**PROBLEM DETAILS:**
Rewrite the lines from the first one through the line with "bar <box>211 69 404 77</box>", inclusive, swapping "legend-label" for "legend-entry" and leaving everything else as it is.

**Extracted records:**

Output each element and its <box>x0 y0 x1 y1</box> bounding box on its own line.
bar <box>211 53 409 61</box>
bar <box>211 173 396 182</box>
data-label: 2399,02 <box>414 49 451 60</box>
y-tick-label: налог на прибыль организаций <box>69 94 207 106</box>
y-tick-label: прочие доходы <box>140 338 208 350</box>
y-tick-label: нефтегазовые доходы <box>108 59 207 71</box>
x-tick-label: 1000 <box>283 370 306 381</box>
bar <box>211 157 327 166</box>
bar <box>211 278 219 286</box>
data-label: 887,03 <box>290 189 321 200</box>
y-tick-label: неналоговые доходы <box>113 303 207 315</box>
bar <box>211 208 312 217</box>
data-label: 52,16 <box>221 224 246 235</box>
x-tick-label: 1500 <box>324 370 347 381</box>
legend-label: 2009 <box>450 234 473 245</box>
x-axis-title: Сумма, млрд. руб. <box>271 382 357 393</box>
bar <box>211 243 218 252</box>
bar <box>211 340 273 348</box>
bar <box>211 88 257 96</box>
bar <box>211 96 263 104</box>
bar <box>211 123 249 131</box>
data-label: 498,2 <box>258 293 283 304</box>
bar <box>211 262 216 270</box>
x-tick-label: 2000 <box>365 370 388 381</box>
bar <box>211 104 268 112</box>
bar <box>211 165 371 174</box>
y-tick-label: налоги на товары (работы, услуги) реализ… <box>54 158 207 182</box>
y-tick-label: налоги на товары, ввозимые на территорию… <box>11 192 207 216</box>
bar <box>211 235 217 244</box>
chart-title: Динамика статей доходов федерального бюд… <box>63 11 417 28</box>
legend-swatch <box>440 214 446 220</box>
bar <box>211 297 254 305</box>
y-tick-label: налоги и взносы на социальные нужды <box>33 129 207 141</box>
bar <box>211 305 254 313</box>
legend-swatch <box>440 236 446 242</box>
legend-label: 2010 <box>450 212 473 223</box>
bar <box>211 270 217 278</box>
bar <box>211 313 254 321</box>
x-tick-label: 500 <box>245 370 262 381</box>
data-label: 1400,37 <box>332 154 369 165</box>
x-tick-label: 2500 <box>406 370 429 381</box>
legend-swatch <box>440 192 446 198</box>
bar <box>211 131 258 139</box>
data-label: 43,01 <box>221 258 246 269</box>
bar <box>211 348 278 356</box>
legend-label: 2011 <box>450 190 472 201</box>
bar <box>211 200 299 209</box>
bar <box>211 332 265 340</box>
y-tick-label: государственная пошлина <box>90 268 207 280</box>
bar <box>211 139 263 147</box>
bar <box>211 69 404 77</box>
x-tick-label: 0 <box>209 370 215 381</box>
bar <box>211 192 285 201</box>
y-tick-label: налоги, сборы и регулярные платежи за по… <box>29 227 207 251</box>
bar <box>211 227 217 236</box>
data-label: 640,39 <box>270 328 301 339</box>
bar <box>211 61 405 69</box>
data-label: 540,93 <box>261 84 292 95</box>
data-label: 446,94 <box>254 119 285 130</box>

**PROBLEM SOLUTION:**
Output each element and its <box>x0 y0 x1 y1</box> bounding box on its own line.
bar <box>211 53 409 61</box>
bar <box>211 173 396 182</box>
data-label: 2399,02 <box>414 49 451 60</box>
y-tick-label: налог на прибыль организаций <box>69 94 207 106</box>
y-tick-label: прочие доходы <box>140 338 208 350</box>
y-tick-label: нефтегазовые доходы <box>108 59 207 71</box>
x-tick-label: 1000 <box>283 370 306 381</box>
bar <box>211 157 327 166</box>
bar <box>211 278 219 286</box>
data-label: 887,03 <box>290 189 321 200</box>
y-tick-label: неналоговые доходы <box>113 303 207 315</box>
bar <box>211 208 312 217</box>
data-label: 52,16 <box>221 224 246 235</box>
x-tick-label: 1500 <box>324 370 347 381</box>
legend-entry: 2009 <box>450 234 473 245</box>
x-axis-title: Сумма, млрд. руб. <box>271 382 357 393</box>
bar <box>211 243 218 252</box>
bar <box>211 340 273 348</box>
bar <box>211 88 257 96</box>
bar <box>211 96 263 104</box>
bar <box>211 123 249 131</box>
data-label: 498,2 <box>258 293 283 304</box>
bar <box>211 262 216 270</box>
x-tick-label: 2000 <box>365 370 388 381</box>
bar <box>211 104 268 112</box>
bar <box>211 165 371 174</box>
y-tick-label: налоги на товары (работы, услуги) реализ… <box>54 158 207 182</box>
y-tick-label: налоги на товары, ввозимые на территорию… <box>11 192 207 216</box>
bar <box>211 235 217 244</box>
chart-title: Динамика статей доходов федерального бюд… <box>63 11 417 28</box>
legend-swatch <box>440 214 446 220</box>
bar <box>211 297 254 305</box>
y-tick-label: налоги и взносы на социальные нужды <box>33 129 207 141</box>
bar <box>211 305 254 313</box>
legend-swatch <box>440 236 446 242</box>
legend-entry: 2010 <box>450 212 473 223</box>
bar <box>211 270 217 278</box>
bar <box>211 313 254 321</box>
x-tick-label: 500 <box>245 370 262 381</box>
data-label: 1400,37 <box>332 154 369 165</box>
x-tick-label: 2500 <box>406 370 429 381</box>
legend-swatch <box>440 192 446 198</box>
bar <box>211 131 258 139</box>
data-label: 43,01 <box>221 258 246 269</box>
bar <box>211 348 278 356</box>
legend-entry: 2011 <box>450 190 472 201</box>
bar <box>211 200 299 209</box>
bar <box>211 332 265 340</box>
y-tick-label: государственная пошлина <box>90 268 207 280</box>
bar <box>211 139 263 147</box>
bar <box>211 69 404 77</box>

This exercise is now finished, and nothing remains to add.